» Exercise details:
Find the lines holding the string "xlabel" in the data, then copy all of them.
+ + + + +
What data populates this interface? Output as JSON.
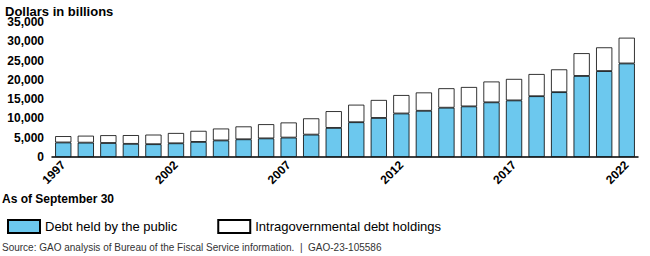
{
  "chart_data": {
    "type": "bar",
    "title": "Dollars in billions",
    "xlabel": "As of September 30",
    "source": "Source: GAO analysis of Bureau of the Fiscal Service information.  |  GAO-23-105586",
    "categories": [
      "1997",
      null,
      null,
      null,
      null,
      "2002",
      null,
      null,
      null,
      null,
      "2007",
      null,
      null,
      null,
      null,
      "2012",
      null,
      null,
      null,
      null,
      "2017",
      null,
      null,
      null,
      null,
      "2022"
    ],
    "series": [
      {
        "name": "Debt held by the public",
        "color": "#6cc8ee",
        "values": [
          3772,
          3721,
          3632,
          3410,
          3320,
          3553,
          3913,
          4296,
          4592,
          4829,
          5035,
          5803,
          7545,
          9019,
          10128,
          11281,
          11983,
          12780,
          13124,
          14173,
          14673,
          15761,
          16809,
          21017,
          22282,
          24253
        ]
      },
      {
        "name": "Intragovernmental debt holdings",
        "color": "#ffffff",
        "values": [
          1641,
          1805,
          2024,
          2269,
          2487,
          2675,
          2870,
          3084,
          3341,
          3678,
          3916,
          4221,
          4345,
          4542,
          4662,
          4785,
          4755,
          5044,
          5027,
          5400,
          5573,
          5755,
          5914,
          5903,
          6146,
          6678
        ]
      }
    ],
    "stacked": true,
    "ylim": [
      0,
      35000
    ],
    "yticks": [
      0,
      {
        "value": 5000,
        "label": "5,000"
      },
      {
        "value": 10000,
        "label": "10,000"
      },
      {
        "value": 15000,
        "label": "15,000"
      },
      {
        "value": 20000,
        "label": "20,000"
      },
      {
        "value": 25000,
        "label": "25,000"
      },
      {
        "value": 30000,
        "label": "30,000"
      },
      {
        "value": 35000,
        "label": "35,000"
      }
    ],
    "grid": false,
    "legend": "bottom-left"
  }
}
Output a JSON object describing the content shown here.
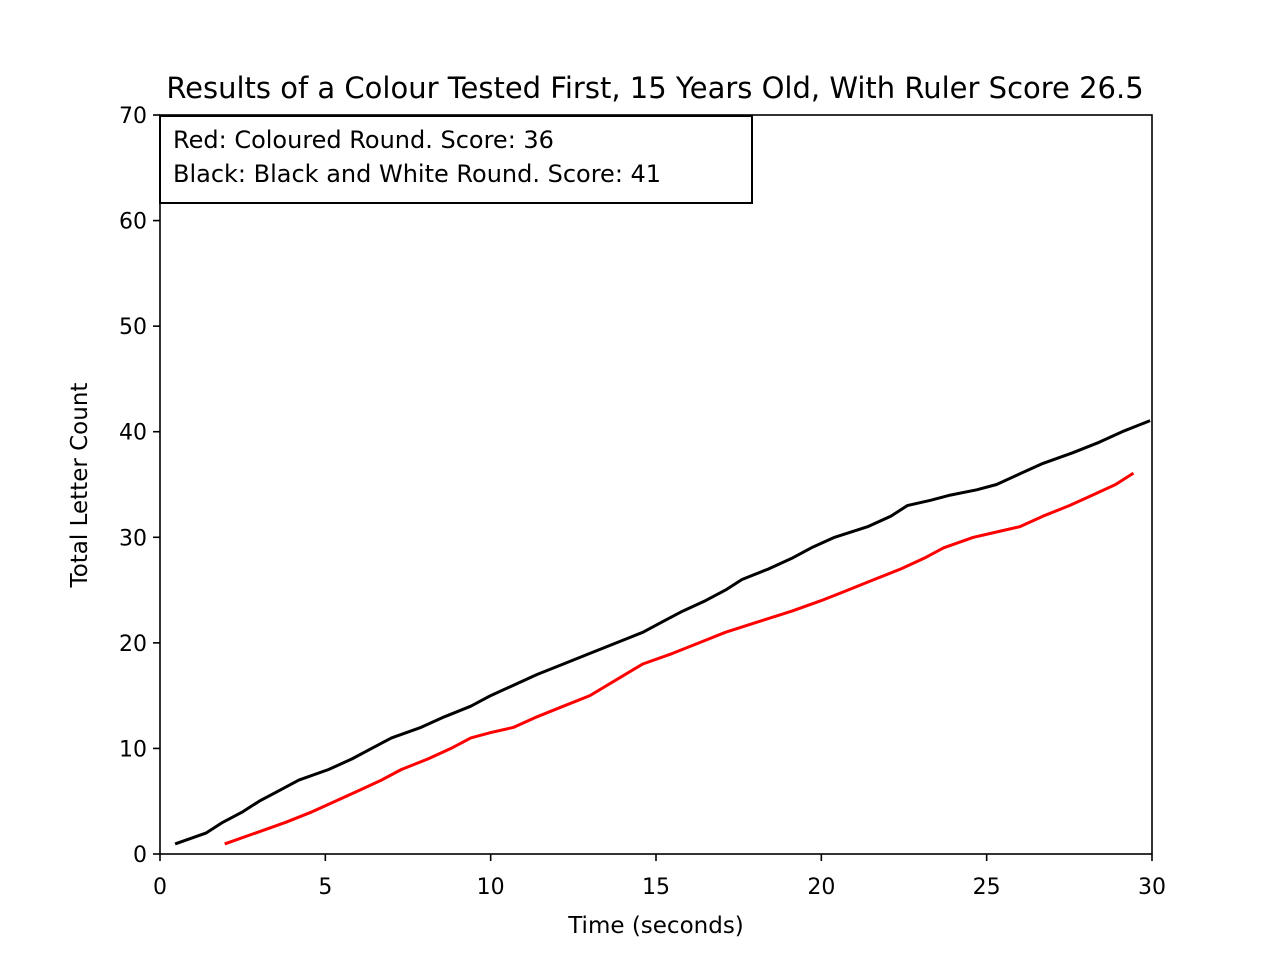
{
  "chart_data": {
    "type": "line",
    "title": "Results of a Colour Tested First, 15 Years Old,  With Ruler Score 26.5",
    "xlabel": "Time (seconds)",
    "ylabel": "Total Letter Count",
    "xlim": [
      0,
      30
    ],
    "ylim": [
      0,
      70
    ],
    "xticks": [
      0,
      5,
      10,
      15,
      20,
      25,
      30
    ],
    "yticks": [
      0,
      10,
      20,
      30,
      40,
      50,
      60,
      70
    ],
    "grid": false,
    "legend_placement": "top-left",
    "legend_lines": [
      "Red: Coloured Round. Score: 36",
      "Black: Black and White Round. Score: 41"
    ],
    "series": [
      {
        "color": "#ff0000",
        "x": [
          2.0,
          2.9,
          3.8,
          4.6,
          5.3,
          6.0,
          6.7,
          7.3,
          8.1,
          8.8,
          9.4,
          10.0,
          10.7,
          11.4,
          12.2,
          13.0,
          13.8,
          14.6,
          15.5,
          16.3,
          17.1,
          18.1,
          19.1,
          20.0,
          20.8,
          21.6,
          22.4,
          23.1,
          23.7,
          24.6,
          25.3,
          26.0,
          26.7,
          27.5,
          28.2,
          28.9,
          29.4
        ],
        "y": [
          1,
          2,
          3,
          4,
          5,
          6,
          7,
          8,
          9,
          10,
          11,
          11.5,
          12,
          13,
          14,
          15,
          16.5,
          18,
          19,
          20,
          21,
          22,
          23,
          24,
          25,
          26,
          27,
          28,
          29,
          30,
          30.5,
          31,
          32,
          33,
          34,
          35,
          36
        ]
      },
      {
        "color": "#000000",
        "x": [
          0.5,
          1.4,
          1.9,
          2.5,
          3.0,
          3.6,
          4.2,
          5.1,
          5.8,
          6.4,
          7.0,
          7.9,
          8.6,
          9.4,
          10.0,
          10.7,
          11.4,
          12.2,
          13.0,
          13.8,
          14.6,
          15.2,
          15.8,
          16.5,
          17.1,
          17.6,
          18.4,
          19.1,
          19.7,
          20.4,
          21.4,
          22.1,
          22.6,
          23.3,
          23.9,
          24.7,
          25.3,
          26.0,
          26.7,
          27.6,
          28.4,
          29.1,
          29.9
        ],
        "y": [
          1,
          2,
          3,
          4,
          5,
          6,
          7,
          8,
          9,
          10,
          11,
          12,
          13,
          14,
          15,
          16,
          17,
          18,
          19,
          20,
          21,
          22,
          23,
          24,
          25,
          26,
          27,
          28,
          29,
          30,
          31,
          32,
          33,
          33.5,
          34,
          34.5,
          35,
          36,
          37,
          38,
          39,
          40,
          41
        ]
      }
    ]
  }
}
+ + + + +
» Task response:
    "xlabel": "As of September 30",
    "xlabel": "Time (seconds)",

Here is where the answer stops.